Every entry needs to be reproduced exactly.

------ Data provided

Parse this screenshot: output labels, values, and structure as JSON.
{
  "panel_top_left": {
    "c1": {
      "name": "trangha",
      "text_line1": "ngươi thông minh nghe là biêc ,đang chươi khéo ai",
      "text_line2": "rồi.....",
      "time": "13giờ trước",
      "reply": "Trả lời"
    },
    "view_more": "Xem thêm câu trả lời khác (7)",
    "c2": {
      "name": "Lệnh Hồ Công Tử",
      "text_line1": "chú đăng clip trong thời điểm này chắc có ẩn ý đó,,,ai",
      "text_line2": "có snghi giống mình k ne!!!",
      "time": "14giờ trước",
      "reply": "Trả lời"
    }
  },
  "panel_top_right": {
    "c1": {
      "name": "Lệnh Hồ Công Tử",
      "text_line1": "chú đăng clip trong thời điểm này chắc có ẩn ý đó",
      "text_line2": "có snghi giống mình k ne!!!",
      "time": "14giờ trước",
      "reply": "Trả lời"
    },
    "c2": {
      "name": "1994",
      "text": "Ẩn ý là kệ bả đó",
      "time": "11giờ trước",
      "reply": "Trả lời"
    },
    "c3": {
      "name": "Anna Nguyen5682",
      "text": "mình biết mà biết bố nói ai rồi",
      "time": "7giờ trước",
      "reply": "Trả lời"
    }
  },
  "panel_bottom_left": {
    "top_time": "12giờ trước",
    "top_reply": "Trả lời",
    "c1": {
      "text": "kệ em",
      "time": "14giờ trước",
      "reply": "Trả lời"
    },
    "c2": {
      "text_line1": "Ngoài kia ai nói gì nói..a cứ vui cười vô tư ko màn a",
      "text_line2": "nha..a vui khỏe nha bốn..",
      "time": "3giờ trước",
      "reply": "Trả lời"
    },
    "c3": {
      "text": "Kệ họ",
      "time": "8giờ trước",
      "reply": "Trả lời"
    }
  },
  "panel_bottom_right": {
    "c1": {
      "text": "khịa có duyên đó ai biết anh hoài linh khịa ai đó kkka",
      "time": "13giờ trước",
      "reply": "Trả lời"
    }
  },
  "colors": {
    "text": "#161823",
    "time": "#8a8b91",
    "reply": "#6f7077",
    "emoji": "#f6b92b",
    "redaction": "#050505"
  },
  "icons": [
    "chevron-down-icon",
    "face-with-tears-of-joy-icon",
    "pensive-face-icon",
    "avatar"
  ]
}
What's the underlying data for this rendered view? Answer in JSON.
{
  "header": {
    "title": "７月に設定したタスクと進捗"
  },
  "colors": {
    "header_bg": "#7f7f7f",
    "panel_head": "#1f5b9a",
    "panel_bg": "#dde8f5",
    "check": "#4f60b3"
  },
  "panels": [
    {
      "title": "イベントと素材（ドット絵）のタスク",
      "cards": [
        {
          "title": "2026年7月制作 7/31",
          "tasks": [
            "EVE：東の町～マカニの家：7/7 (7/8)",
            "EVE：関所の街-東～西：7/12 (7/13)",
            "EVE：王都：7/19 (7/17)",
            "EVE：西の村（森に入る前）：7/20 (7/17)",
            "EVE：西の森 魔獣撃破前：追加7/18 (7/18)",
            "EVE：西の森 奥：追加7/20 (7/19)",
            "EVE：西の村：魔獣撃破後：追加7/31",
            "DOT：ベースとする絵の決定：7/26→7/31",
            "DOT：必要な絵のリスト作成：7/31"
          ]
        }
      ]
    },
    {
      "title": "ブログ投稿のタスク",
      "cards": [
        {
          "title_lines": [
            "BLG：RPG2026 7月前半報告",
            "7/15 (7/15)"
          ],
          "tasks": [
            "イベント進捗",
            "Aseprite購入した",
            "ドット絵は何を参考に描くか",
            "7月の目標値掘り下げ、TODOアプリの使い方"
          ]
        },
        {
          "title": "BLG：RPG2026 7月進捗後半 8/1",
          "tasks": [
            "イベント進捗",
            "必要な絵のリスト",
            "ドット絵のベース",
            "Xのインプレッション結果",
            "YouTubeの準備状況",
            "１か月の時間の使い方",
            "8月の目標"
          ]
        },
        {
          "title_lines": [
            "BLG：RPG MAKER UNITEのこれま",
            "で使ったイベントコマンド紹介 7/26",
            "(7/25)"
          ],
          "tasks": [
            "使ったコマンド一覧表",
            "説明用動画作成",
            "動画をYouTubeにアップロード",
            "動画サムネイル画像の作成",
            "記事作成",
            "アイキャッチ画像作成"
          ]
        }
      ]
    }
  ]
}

------------

Answer for this exercise.
Parse this screenshot: output labels, values, and structure as JSON.
{
  "panel_top_left": {
    "c1": {
      "name": "trangha",
      "text_line1": "ngươi thông minh nghe là biêc ,đang chươi khéo ai",
      "text_line2": "rồi.....",
      "time": "13giờ trước",
      "reply": "Trả lời"
    },
    "view_more": "Xem thêm câu trả lời khác (7)",
    "c2": {
      "name": "Lệnh Hồ Công Tử",
      "text_line1": "chú đăng clip trong thời điểm này chắc có ẩn ý đó,,,ai",
      "text_line2": "có snghi giống mình k ne!!!",
      "time": "14giờ trước",
      "reply": "Trả lời"
    }
  },
  "panel_top_right": {
    "c1": {
      "name": "Lệnh Hồ Công Tử",
      "text_line1": "chú đăng clip trong thời điểm này chắc có ẩn ý đó",
      "text_line2": "có snghi giống mình k ne!!!",
      "time": "14giờ trước",
      "reply": "Trả lời"
    },
    "c2": {
      "name": "1994",
      "text": "Ẩn ý là kệ bả đó",
      "time": "11giờ trước",
      "reply": "Trả lời"
    },
    "c3": {
      "name": "Anna Nguyen5682",
      "text": "mình biết mà biết bố nói ai rồi",
      "time": "7giờ trước",
      "reply": "Trả lời"
    }
  },
  "panel_bottom_left": {
    "top_time": "12giờ trước",
    "top_reply": "Trả lời",
    "c1": {
      "text": "kệ em",
      "time": "14giờ trước",
      "reply": "Trả lời"
    },
    "c2": {
      "text_line1": "Ngoài kia ai nói gì nói..a cứ vui cười vô tư ko màn a",
      "text_line2": "nha..a vui khỏe nha bốn..",
      "time": "3giờ trước",
      "reply": "Trả lời"
    },
    "c3": {
      "text": "Kệ họ",
      "time": "8giờ trước",
      "reply": "Trả lời"
    }
  },
  "panel_bottom_right": {
    "c1": {
      "text": "khịa có duyên đó ai biết anh hoài linh khịa ai đó kkka",
      "time": "13giờ trước",
      "reply": "Trả lời"
    }
  },
  "colors": {
    "text": "#161823",
    "time": "#8a8b91",
    "reply": "#6f7077",
    "emoji": "#f6b92b",
    "redaction": "#050505"
  },
  "icons": [
    "chevron-down-icon",
    "face-with-tears-of-joy-icon",
    "pensive-face-icon",
    "avatar"
  ]
}
What's the underlying data for this rendered view? Answer in JSON.
{
  "header": {
    "title": "７月に設定したタスクと進捗"
  },
  "colors": {
    "header_bg": "#7f7f7f",
    "panel_head": "#1f5b9a",
    "panel_bg": "#dde8f5",
    "check": "#4f60b3"
  },
  "panels": [
    {
      "title": "イベントと素材（ドット絵）のタスク",
      "cards": [
        {
          "title": "2026年7月制作 7/31",
          "tasks": [
            "EVE：東の町～マカニの家：7/7 (7/8)",
            "EVE：関所の街-東～西：7/12 (7/13)",
            "EVE：王都：7/19 (7/17)",
            "EVE：西の村（森に入る前）：7/20 (7/17)",
            "EVE：西の森 魔獣撃破前：追加7/18 (7/18)",
            "EVE：西の森 奥：追加7/20 (7/19)",
            "EVE：西の村：魔獣撃破後：追加7/31",
            "DOT：ベースとする絵の決定：7/26→7/31",
            "DOT：必要な絵のリスト作成：7/31"
          ]
        }
      ]
    },
    {
      "title": "ブログ投稿のタスク",
      "cards": [
        {
          "title_lines": [
            "BLG：RPG2026 7月前半報告",
            "7/15 (7/15)"
          ],
          "tasks": [
            "イベント進捗",
            "Aseprite購入した",
            "ドット絵は何を参考に描くか",
            "7月の目標値掘り下げ、TODOアプリの使い方"
          ]
        },
        {
          "title": "BLG：RPG2026 7月進捗後半 8/1",
          "tasks": [
            "イベント進捗",
            "必要な絵のリスト",
            "ドット絵のベース",
            "Xのインプレッション結果",
            "YouTubeの準備状況",
            "１か月の時間の使い方",
            "8月の目標"
          ]
        },
        {
          "title_lines": [
            "BLG：RPG MAKER UNITEのこれま",
            "で使ったイベントコマンド紹介 7/26",
            "(7/25)"
          ],
          "tasks": [
            "使ったコマンド一覧表",
            "説明用動画作成",
            "動画をYouTubeにアップロード",
            "動画サムネイル画像の作成",
            "記事作成",
            "アイキャッチ画像作成"
          ]
        }
      ]
    }
  ]
}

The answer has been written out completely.